_Listing:_
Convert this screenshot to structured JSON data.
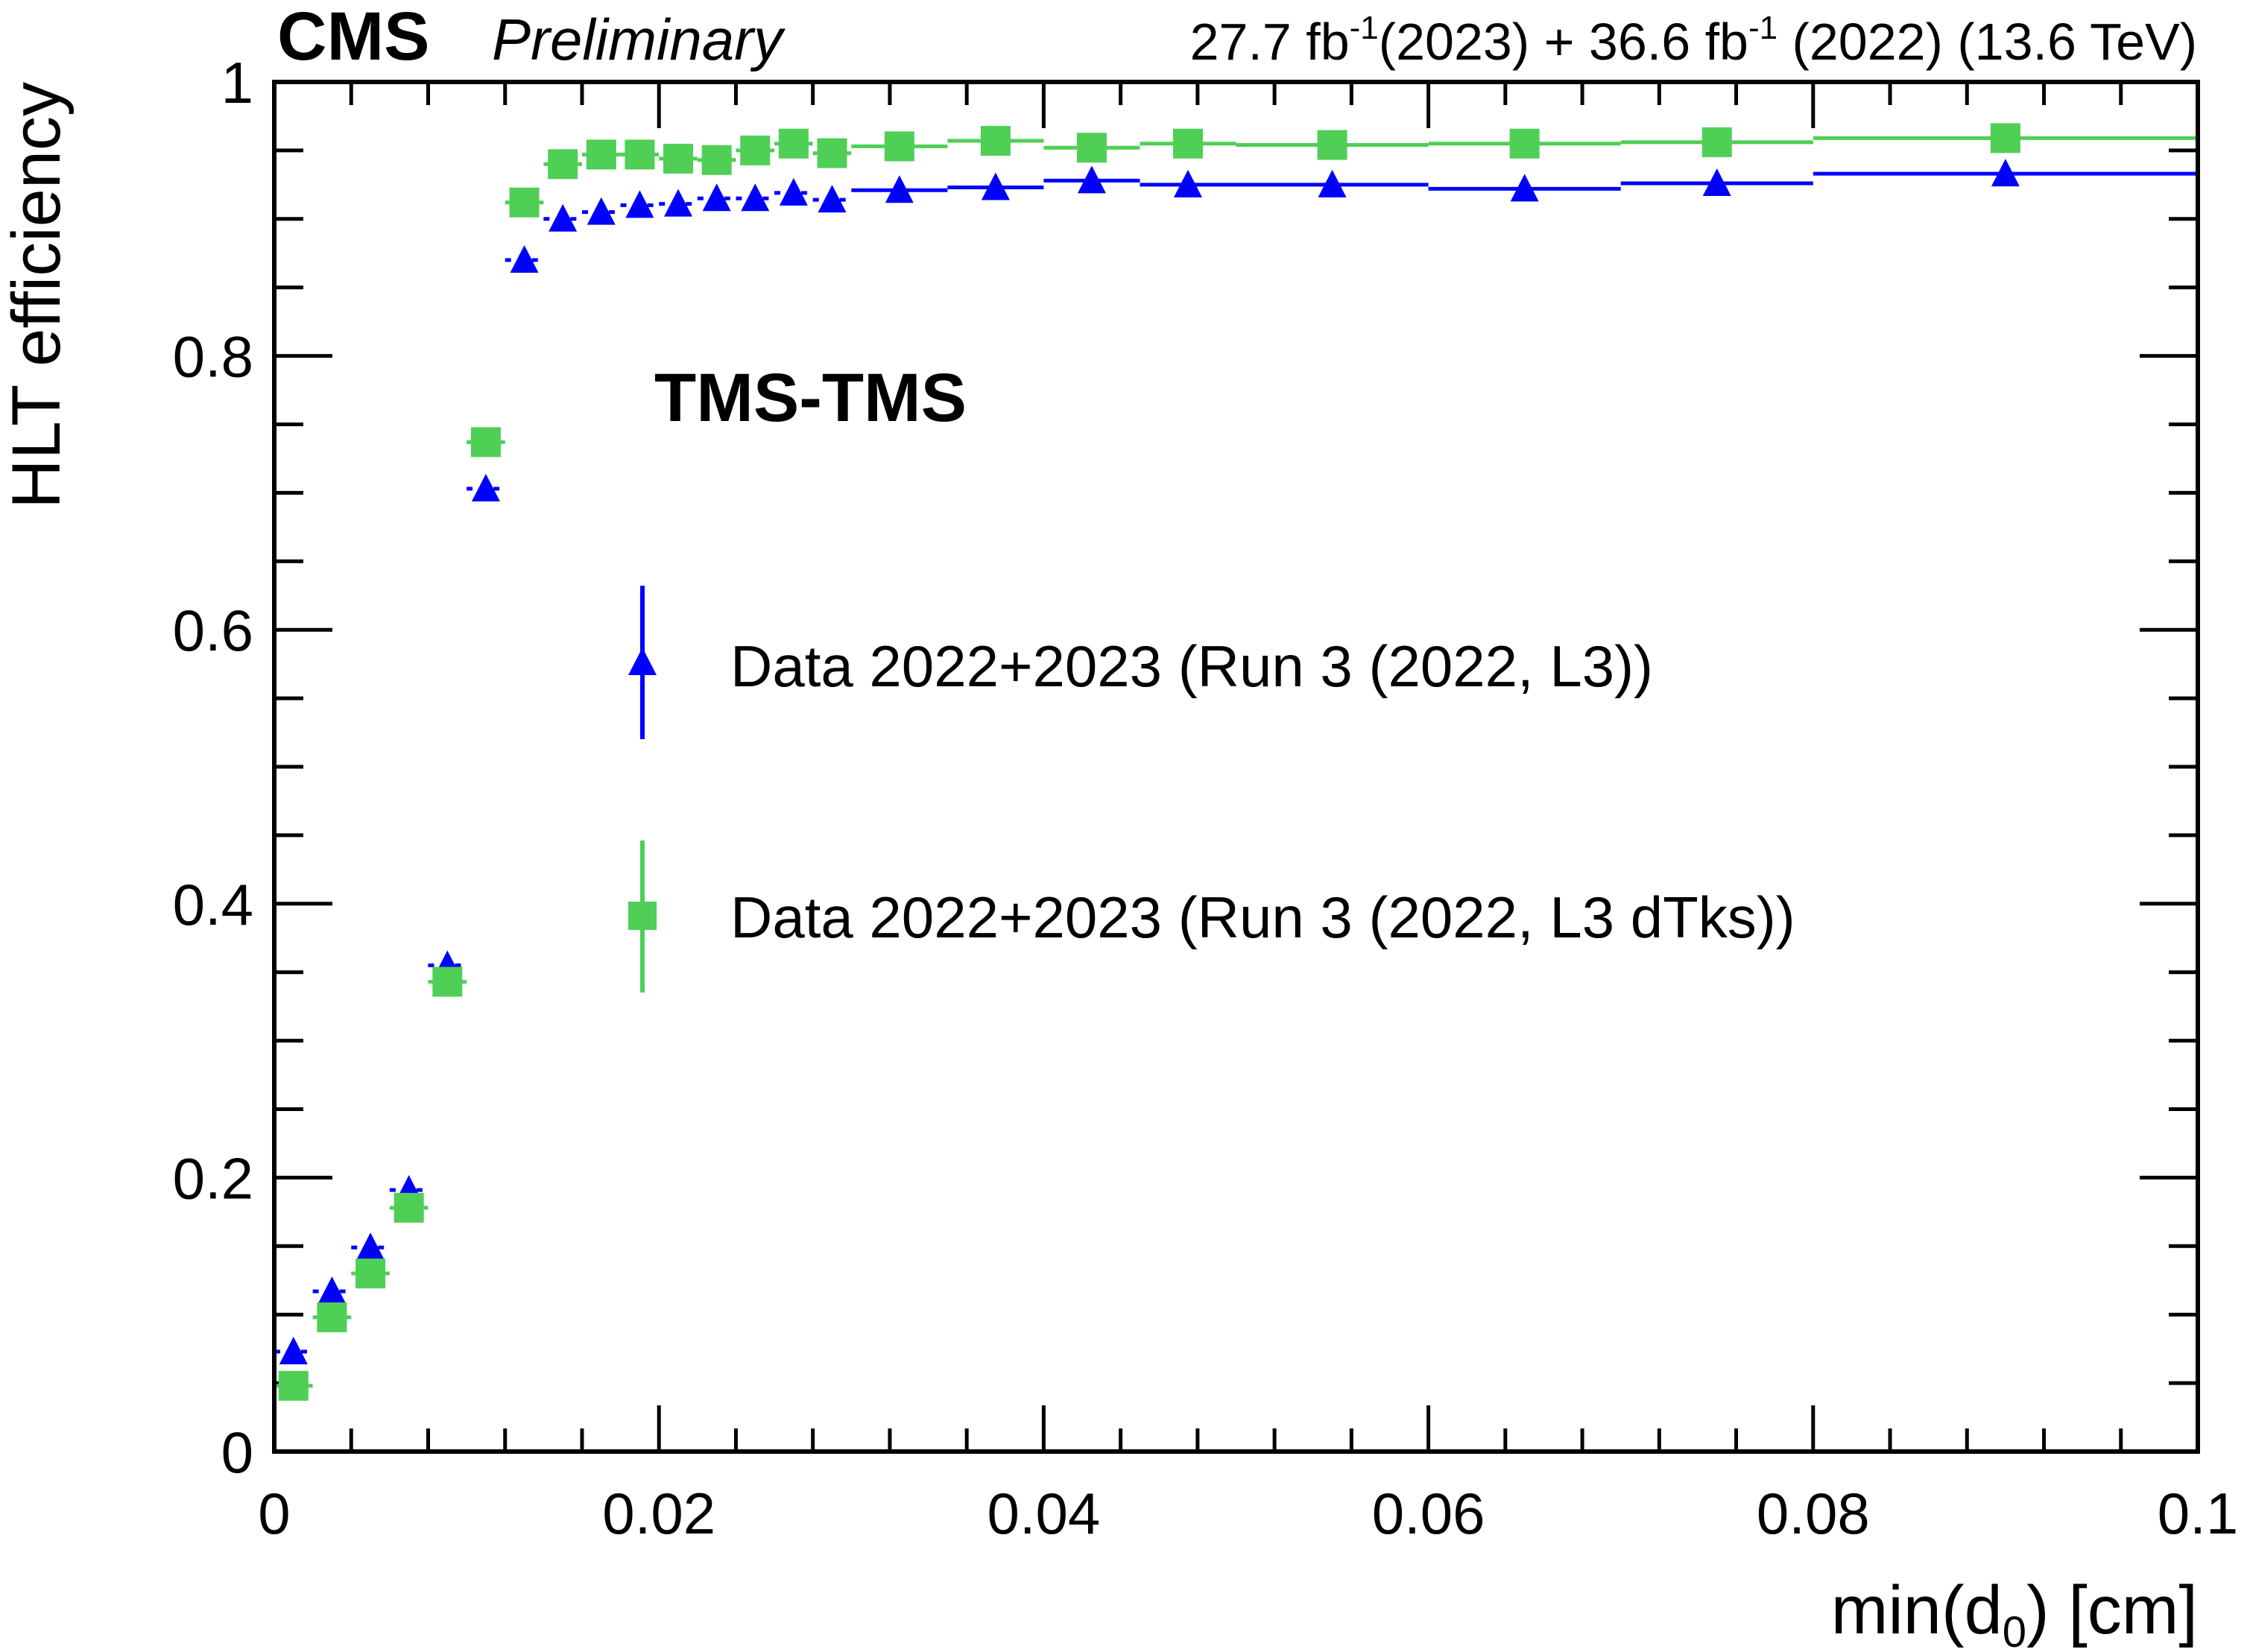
{
  "header": {
    "experiment": "CMS",
    "status": "Preliminary",
    "lumi_2023": "27.7 fb",
    "lumi_2023_sup": "-1",
    "lumi_2023_tag": "(2023) + 36.6 fb",
    "lumi_2022_sup": "-1",
    "lumi_2022_tag": " (2022) (13.6 TeV)"
  },
  "category_label": "TMS-TMS",
  "chart_data": {
    "type": "scatter",
    "xlabel_main": "min(d",
    "xlabel_sub": "0",
    "xlabel_tail": ") [cm]",
    "ylabel": "HLT efficiency",
    "xlim": [
      0,
      0.1
    ],
    "ylim": [
      0,
      1.0
    ],
    "xticks": [
      {
        "value": 0,
        "label": "0"
      },
      {
        "value": 0.02,
        "label": "0.02"
      },
      {
        "value": 0.04,
        "label": "0.04"
      },
      {
        "value": 0.06,
        "label": "0.06"
      },
      {
        "value": 0.08,
        "label": "0.08"
      },
      {
        "value": 0.1,
        "label": "0.1"
      }
    ],
    "yticks": [
      {
        "value": 0,
        "label": "0"
      },
      {
        "value": 0.2,
        "label": "0.2"
      },
      {
        "value": 0.4,
        "label": "0.4"
      },
      {
        "value": 0.6,
        "label": "0.6"
      },
      {
        "value": 0.8,
        "label": "0.8"
      },
      {
        "value": 1.0,
        "label": "1"
      }
    ],
    "legend_position": "center",
    "series": [
      {
        "name": "Data 2022+2023 (Run 3 (2022, L3))",
        "marker": "triangle",
        "color": "#0000ff",
        "bins": [
          {
            "x": 0.001,
            "lo": 0.0,
            "hi": 0.002,
            "y": 0.073
          },
          {
            "x": 0.003,
            "lo": 0.002,
            "hi": 0.004,
            "y": 0.117
          },
          {
            "x": 0.005,
            "lo": 0.004,
            "hi": 0.006,
            "y": 0.149
          },
          {
            "x": 0.007,
            "lo": 0.006,
            "hi": 0.008,
            "y": 0.191
          },
          {
            "x": 0.009,
            "lo": 0.008,
            "hi": 0.01,
            "y": 0.355
          },
          {
            "x": 0.011,
            "lo": 0.01,
            "hi": 0.012,
            "y": 0.703
          },
          {
            "x": 0.013,
            "lo": 0.012,
            "hi": 0.014,
            "y": 0.87
          },
          {
            "x": 0.015,
            "lo": 0.014,
            "hi": 0.016,
            "y": 0.9
          },
          {
            "x": 0.017,
            "lo": 0.016,
            "hi": 0.018,
            "y": 0.905
          },
          {
            "x": 0.019,
            "lo": 0.018,
            "hi": 0.02,
            "y": 0.91
          },
          {
            "x": 0.021,
            "lo": 0.02,
            "hi": 0.022,
            "y": 0.911
          },
          {
            "x": 0.023,
            "lo": 0.022,
            "hi": 0.024,
            "y": 0.915
          },
          {
            "x": 0.025,
            "lo": 0.024,
            "hi": 0.026,
            "y": 0.915
          },
          {
            "x": 0.027,
            "lo": 0.026,
            "hi": 0.028,
            "y": 0.919
          },
          {
            "x": 0.029,
            "lo": 0.028,
            "hi": 0.03,
            "y": 0.914
          },
          {
            "x": 0.0325,
            "lo": 0.03,
            "hi": 0.035,
            "y": 0.921
          },
          {
            "x": 0.0375,
            "lo": 0.035,
            "hi": 0.04,
            "y": 0.923
          },
          {
            "x": 0.0425,
            "lo": 0.04,
            "hi": 0.045,
            "y": 0.928
          },
          {
            "x": 0.0475,
            "lo": 0.045,
            "hi": 0.05,
            "y": 0.925
          },
          {
            "x": 0.055,
            "lo": 0.05,
            "hi": 0.06,
            "y": 0.925
          },
          {
            "x": 0.065,
            "lo": 0.06,
            "hi": 0.07,
            "y": 0.922
          },
          {
            "x": 0.075,
            "lo": 0.07,
            "hi": 0.08,
            "y": 0.926
          },
          {
            "x": 0.09,
            "lo": 0.08,
            "hi": 0.1,
            "y": 0.933
          }
        ]
      },
      {
        "name": "Data 2022+2023 (Run 3 (2022, L3 dTks))",
        "marker": "square",
        "color": "#4fcf56",
        "bins": [
          {
            "x": 0.001,
            "lo": 0.0,
            "hi": 0.002,
            "y": 0.048
          },
          {
            "x": 0.003,
            "lo": 0.002,
            "hi": 0.004,
            "y": 0.098
          },
          {
            "x": 0.005,
            "lo": 0.004,
            "hi": 0.006,
            "y": 0.13
          },
          {
            "x": 0.007,
            "lo": 0.006,
            "hi": 0.008,
            "y": 0.178
          },
          {
            "x": 0.009,
            "lo": 0.008,
            "hi": 0.01,
            "y": 0.343
          },
          {
            "x": 0.011,
            "lo": 0.01,
            "hi": 0.012,
            "y": 0.737
          },
          {
            "x": 0.013,
            "lo": 0.012,
            "hi": 0.014,
            "y": 0.912
          },
          {
            "x": 0.015,
            "lo": 0.014,
            "hi": 0.016,
            "y": 0.94
          },
          {
            "x": 0.017,
            "lo": 0.016,
            "hi": 0.018,
            "y": 0.947
          },
          {
            "x": 0.019,
            "lo": 0.018,
            "hi": 0.02,
            "y": 0.947
          },
          {
            "x": 0.021,
            "lo": 0.02,
            "hi": 0.022,
            "y": 0.944
          },
          {
            "x": 0.023,
            "lo": 0.022,
            "hi": 0.024,
            "y": 0.943
          },
          {
            "x": 0.025,
            "lo": 0.024,
            "hi": 0.026,
            "y": 0.95
          },
          {
            "x": 0.027,
            "lo": 0.026,
            "hi": 0.028,
            "y": 0.955
          },
          {
            "x": 0.029,
            "lo": 0.028,
            "hi": 0.03,
            "y": 0.948
          },
          {
            "x": 0.0325,
            "lo": 0.03,
            "hi": 0.035,
            "y": 0.953
          },
          {
            "x": 0.0375,
            "lo": 0.035,
            "hi": 0.04,
            "y": 0.957
          },
          {
            "x": 0.0425,
            "lo": 0.04,
            "hi": 0.045,
            "y": 0.952
          },
          {
            "x": 0.0475,
            "lo": 0.045,
            "hi": 0.05,
            "y": 0.955
          },
          {
            "x": 0.055,
            "lo": 0.05,
            "hi": 0.06,
            "y": 0.954
          },
          {
            "x": 0.065,
            "lo": 0.06,
            "hi": 0.07,
            "y": 0.955
          },
          {
            "x": 0.075,
            "lo": 0.07,
            "hi": 0.08,
            "y": 0.956
          },
          {
            "x": 0.09,
            "lo": 0.08,
            "hi": 0.1,
            "y": 0.959
          }
        ]
      }
    ]
  }
}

_The request:_
Make an exact copy of the records above, with the pictures left out.

_Final answer:_
Convert this screenshot to structured JSON data.
{
  "header": {
    "experiment": "CMS",
    "status": "Preliminary",
    "lumi_2023": "27.7 fb",
    "lumi_2023_sup": "-1",
    "lumi_2023_tag": "(2023) + 36.6 fb",
    "lumi_2022_sup": "-1",
    "lumi_2022_tag": " (2022) (13.6 TeV)"
  },
  "category_label": "TMS-TMS",
  "chart_data": {
    "type": "scatter",
    "xlabel_main": "min(d",
    "xlabel_sub": "0",
    "xlabel_tail": ") [cm]",
    "ylabel": "HLT efficiency",
    "xlim": [
      0,
      0.1
    ],
    "ylim": [
      0,
      1.0
    ],
    "xticks": [
      {
        "value": 0,
        "label": "0"
      },
      {
        "value": 0.02,
        "label": "0.02"
      },
      {
        "value": 0.04,
        "label": "0.04"
      },
      {
        "value": 0.06,
        "label": "0.06"
      },
      {
        "value": 0.08,
        "label": "0.08"
      },
      {
        "value": 0.1,
        "label": "0.1"
      }
    ],
    "yticks": [
      {
        "value": 0,
        "label": "0"
      },
      {
        "value": 0.2,
        "label": "0.2"
      },
      {
        "value": 0.4,
        "label": "0.4"
      },
      {
        "value": 0.6,
        "label": "0.6"
      },
      {
        "value": 0.8,
        "label": "0.8"
      },
      {
        "value": 1.0,
        "label": "1"
      }
    ],
    "legend_position": "center",
    "series": [
      {
        "name": "Data 2022+2023 (Run 3 (2022, L3))",
        "marker": "triangle",
        "color": "#0000ff",
        "bins": [
          {
            "x": 0.001,
            "lo": 0.0,
            "hi": 0.002,
            "y": 0.073
          },
          {
            "x": 0.003,
            "lo": 0.002,
            "hi": 0.004,
            "y": 0.117
          },
          {
            "x": 0.005,
            "lo": 0.004,
            "hi": 0.006,
            "y": 0.149
          },
          {
            "x": 0.007,
            "lo": 0.006,
            "hi": 0.008,
            "y": 0.191
          },
          {
            "x": 0.009,
            "lo": 0.008,
            "hi": 0.01,
            "y": 0.355
          },
          {
            "x": 0.011,
            "lo": 0.01,
            "hi": 0.012,
            "y": 0.703
          },
          {
            "x": 0.013,
            "lo": 0.012,
            "hi": 0.014,
            "y": 0.87
          },
          {
            "x": 0.015,
            "lo": 0.014,
            "hi": 0.016,
            "y": 0.9
          },
          {
            "x": 0.017,
            "lo": 0.016,
            "hi": 0.018,
            "y": 0.905
          },
          {
            "x": 0.019,
            "lo": 0.018,
            "hi": 0.02,
            "y": 0.91
          },
          {
            "x": 0.021,
            "lo": 0.02,
            "hi": 0.022,
            "y": 0.911
          },
          {
            "x": 0.023,
            "lo": 0.022,
            "hi": 0.024,
            "y": 0.915
          },
          {
            "x": 0.025,
            "lo": 0.024,
            "hi": 0.026,
            "y": 0.915
          },
          {
            "x": 0.027,
            "lo": 0.026,
            "hi": 0.028,
            "y": 0.919
          },
          {
            "x": 0.029,
            "lo": 0.028,
            "hi": 0.03,
            "y": 0.914
          },
          {
            "x": 0.0325,
            "lo": 0.03,
            "hi": 0.035,
            "y": 0.921
          },
          {
            "x": 0.0375,
            "lo": 0.035,
            "hi": 0.04,
            "y": 0.923
          },
          {
            "x": 0.0425,
            "lo": 0.04,
            "hi": 0.045,
            "y": 0.928
          },
          {
            "x": 0.0475,
            "lo": 0.045,
            "hi": 0.05,
            "y": 0.925
          },
          {
            "x": 0.055,
            "lo": 0.05,
            "hi": 0.06,
            "y": 0.925
          },
          {
            "x": 0.065,
            "lo": 0.06,
            "hi": 0.07,
            "y": 0.922
          },
          {
            "x": 0.075,
            "lo": 0.07,
            "hi": 0.08,
            "y": 0.926
          },
          {
            "x": 0.09,
            "lo": 0.08,
            "hi": 0.1,
            "y": 0.933
          }
        ]
      },
      {
        "name": "Data 2022+2023 (Run 3 (2022, L3 dTks))",
        "marker": "square",
        "color": "#4fcf56",
        "bins": [
          {
            "x": 0.001,
            "lo": 0.0,
            "hi": 0.002,
            "y": 0.048
          },
          {
            "x": 0.003,
            "lo": 0.002,
            "hi": 0.004,
            "y": 0.098
          },
          {
            "x": 0.005,
            "lo": 0.004,
            "hi": 0.006,
            "y": 0.13
          },
          {
            "x": 0.007,
            "lo": 0.006,
            "hi": 0.008,
            "y": 0.178
          },
          {
            "x": 0.009,
            "lo": 0.008,
            "hi": 0.01,
            "y": 0.343
          },
          {
            "x": 0.011,
            "lo": 0.01,
            "hi": 0.012,
            "y": 0.737
          },
          {
            "x": 0.013,
            "lo": 0.012,
            "hi": 0.014,
            "y": 0.912
          },
          {
            "x": 0.015,
            "lo": 0.014,
            "hi": 0.016,
            "y": 0.94
          },
          {
            "x": 0.017,
            "lo": 0.016,
            "hi": 0.018,
            "y": 0.947
          },
          {
            "x": 0.019,
            "lo": 0.018,
            "hi": 0.02,
            "y": 0.947
          },
          {
            "x": 0.021,
            "lo": 0.02,
            "hi": 0.022,
            "y": 0.944
          },
          {
            "x": 0.023,
            "lo": 0.022,
            "hi": 0.024,
            "y": 0.943
          },
          {
            "x": 0.025,
            "lo": 0.024,
            "hi": 0.026,
            "y": 0.95
          },
          {
            "x": 0.027,
            "lo": 0.026,
            "hi": 0.028,
            "y": 0.955
          },
          {
            "x": 0.029,
            "lo": 0.028,
            "hi": 0.03,
            "y": 0.948
          },
          {
            "x": 0.0325,
            "lo": 0.03,
            "hi": 0.035,
            "y": 0.953
          },
          {
            "x": 0.0375,
            "lo": 0.035,
            "hi": 0.04,
            "y": 0.957
          },
          {
            "x": 0.0425,
            "lo": 0.04,
            "hi": 0.045,
            "y": 0.952
          },
          {
            "x": 0.0475,
            "lo": 0.045,
            "hi": 0.05,
            "y": 0.955
          },
          {
            "x": 0.055,
            "lo": 0.05,
            "hi": 0.06,
            "y": 0.954
          },
          {
            "x": 0.065,
            "lo": 0.06,
            "hi": 0.07,
            "y": 0.955
          },
          {
            "x": 0.075,
            "lo": 0.07,
            "hi": 0.08,
            "y": 0.956
          },
          {
            "x": 0.09,
            "lo": 0.08,
            "hi": 0.1,
            "y": 0.959
          }
        ]
      }
    ]
  }
}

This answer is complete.